REQUIRED TASK
Copy out each line that mentions the word "Applications".

RECORDS TO PROCESS
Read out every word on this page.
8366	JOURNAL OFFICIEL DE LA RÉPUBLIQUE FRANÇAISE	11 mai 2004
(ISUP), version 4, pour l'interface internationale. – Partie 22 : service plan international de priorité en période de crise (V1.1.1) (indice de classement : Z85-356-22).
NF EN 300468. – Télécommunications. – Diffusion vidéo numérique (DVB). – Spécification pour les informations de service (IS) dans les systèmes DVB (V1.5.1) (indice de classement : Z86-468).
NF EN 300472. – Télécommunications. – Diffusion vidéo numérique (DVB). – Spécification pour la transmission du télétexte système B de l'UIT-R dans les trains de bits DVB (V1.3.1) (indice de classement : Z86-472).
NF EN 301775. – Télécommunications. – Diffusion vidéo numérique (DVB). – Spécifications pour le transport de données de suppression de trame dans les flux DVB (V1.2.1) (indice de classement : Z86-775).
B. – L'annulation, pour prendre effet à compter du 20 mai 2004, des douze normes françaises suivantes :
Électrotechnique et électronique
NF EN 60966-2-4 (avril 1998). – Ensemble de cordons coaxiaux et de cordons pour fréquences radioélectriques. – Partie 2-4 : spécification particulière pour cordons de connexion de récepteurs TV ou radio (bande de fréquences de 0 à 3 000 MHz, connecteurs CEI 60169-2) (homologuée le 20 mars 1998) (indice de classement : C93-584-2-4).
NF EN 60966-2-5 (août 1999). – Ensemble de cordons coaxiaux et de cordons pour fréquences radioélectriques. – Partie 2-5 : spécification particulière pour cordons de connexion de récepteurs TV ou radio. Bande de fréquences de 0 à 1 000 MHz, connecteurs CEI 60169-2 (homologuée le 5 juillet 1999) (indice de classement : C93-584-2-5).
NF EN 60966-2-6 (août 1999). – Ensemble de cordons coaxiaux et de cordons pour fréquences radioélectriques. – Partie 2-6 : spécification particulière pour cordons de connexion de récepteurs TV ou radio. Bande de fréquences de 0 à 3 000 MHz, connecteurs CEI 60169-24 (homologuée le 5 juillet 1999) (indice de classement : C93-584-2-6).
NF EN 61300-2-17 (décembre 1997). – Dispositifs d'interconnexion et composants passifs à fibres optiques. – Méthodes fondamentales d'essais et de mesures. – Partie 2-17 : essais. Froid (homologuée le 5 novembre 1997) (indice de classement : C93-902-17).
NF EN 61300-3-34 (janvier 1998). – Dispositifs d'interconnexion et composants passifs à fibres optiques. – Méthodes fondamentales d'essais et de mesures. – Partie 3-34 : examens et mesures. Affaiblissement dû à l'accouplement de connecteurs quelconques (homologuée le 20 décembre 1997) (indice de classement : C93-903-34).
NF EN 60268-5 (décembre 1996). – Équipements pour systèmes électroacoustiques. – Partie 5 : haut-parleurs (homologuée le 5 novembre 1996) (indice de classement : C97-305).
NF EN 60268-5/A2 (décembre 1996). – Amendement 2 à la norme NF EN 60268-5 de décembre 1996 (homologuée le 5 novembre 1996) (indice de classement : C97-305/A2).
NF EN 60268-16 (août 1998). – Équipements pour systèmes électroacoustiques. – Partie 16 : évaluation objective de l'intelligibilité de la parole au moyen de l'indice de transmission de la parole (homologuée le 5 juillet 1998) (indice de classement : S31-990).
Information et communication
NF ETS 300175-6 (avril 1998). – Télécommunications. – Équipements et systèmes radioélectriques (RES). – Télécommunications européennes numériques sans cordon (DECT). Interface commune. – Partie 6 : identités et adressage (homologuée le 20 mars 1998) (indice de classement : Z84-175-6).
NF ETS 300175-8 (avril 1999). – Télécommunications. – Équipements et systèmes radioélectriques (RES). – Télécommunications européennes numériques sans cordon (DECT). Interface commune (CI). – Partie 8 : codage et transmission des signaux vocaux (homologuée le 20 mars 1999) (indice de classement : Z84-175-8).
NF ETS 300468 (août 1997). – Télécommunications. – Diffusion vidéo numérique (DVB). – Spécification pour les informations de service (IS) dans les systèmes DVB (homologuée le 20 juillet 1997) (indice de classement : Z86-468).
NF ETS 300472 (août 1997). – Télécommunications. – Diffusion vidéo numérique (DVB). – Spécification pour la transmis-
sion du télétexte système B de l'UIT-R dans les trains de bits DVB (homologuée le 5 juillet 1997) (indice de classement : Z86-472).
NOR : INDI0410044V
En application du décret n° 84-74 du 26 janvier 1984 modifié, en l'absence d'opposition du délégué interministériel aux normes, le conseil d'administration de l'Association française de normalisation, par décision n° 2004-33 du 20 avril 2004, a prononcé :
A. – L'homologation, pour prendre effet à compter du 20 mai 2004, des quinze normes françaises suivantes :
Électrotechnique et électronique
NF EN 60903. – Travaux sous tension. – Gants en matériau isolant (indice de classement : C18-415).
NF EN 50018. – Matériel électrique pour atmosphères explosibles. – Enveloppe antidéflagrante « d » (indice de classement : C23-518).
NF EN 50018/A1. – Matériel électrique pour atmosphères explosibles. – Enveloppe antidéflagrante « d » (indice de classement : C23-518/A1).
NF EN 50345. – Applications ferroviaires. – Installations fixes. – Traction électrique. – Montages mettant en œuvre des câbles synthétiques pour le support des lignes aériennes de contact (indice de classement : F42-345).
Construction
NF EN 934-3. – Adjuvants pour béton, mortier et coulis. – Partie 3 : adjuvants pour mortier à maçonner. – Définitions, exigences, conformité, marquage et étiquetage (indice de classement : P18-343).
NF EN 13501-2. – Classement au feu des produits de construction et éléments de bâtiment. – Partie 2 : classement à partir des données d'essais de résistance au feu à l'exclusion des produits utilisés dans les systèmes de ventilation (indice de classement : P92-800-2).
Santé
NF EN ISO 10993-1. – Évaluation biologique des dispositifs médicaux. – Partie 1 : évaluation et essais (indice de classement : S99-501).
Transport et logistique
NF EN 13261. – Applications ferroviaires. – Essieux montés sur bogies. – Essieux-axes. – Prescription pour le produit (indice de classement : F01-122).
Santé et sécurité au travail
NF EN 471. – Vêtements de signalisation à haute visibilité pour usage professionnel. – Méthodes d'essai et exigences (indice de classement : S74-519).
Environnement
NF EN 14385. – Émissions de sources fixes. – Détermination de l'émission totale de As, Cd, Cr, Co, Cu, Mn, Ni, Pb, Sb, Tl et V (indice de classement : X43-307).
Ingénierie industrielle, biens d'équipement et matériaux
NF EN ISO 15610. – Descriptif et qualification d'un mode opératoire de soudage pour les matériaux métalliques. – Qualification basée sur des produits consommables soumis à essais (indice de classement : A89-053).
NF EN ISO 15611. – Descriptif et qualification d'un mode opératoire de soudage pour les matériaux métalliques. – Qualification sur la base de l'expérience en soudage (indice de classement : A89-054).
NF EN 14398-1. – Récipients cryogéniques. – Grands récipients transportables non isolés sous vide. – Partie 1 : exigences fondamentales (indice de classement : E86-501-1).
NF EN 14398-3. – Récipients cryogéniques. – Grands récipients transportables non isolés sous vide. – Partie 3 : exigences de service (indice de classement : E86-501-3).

WRITTEN REPLY
NF EN 50345. – Applications ferroviaires. – Installations fixes. – Traction électrique. – Montages mettant en œuvre des câbles synthétiques pour le support des lignes aériennes de contact (indice de classement : F42-345).
NF EN 13261. – Applications ferroviaires. – Essieux montés sur bogies. – Essieux-axes. – Prescription pour le produit (indice de classement : F01-122).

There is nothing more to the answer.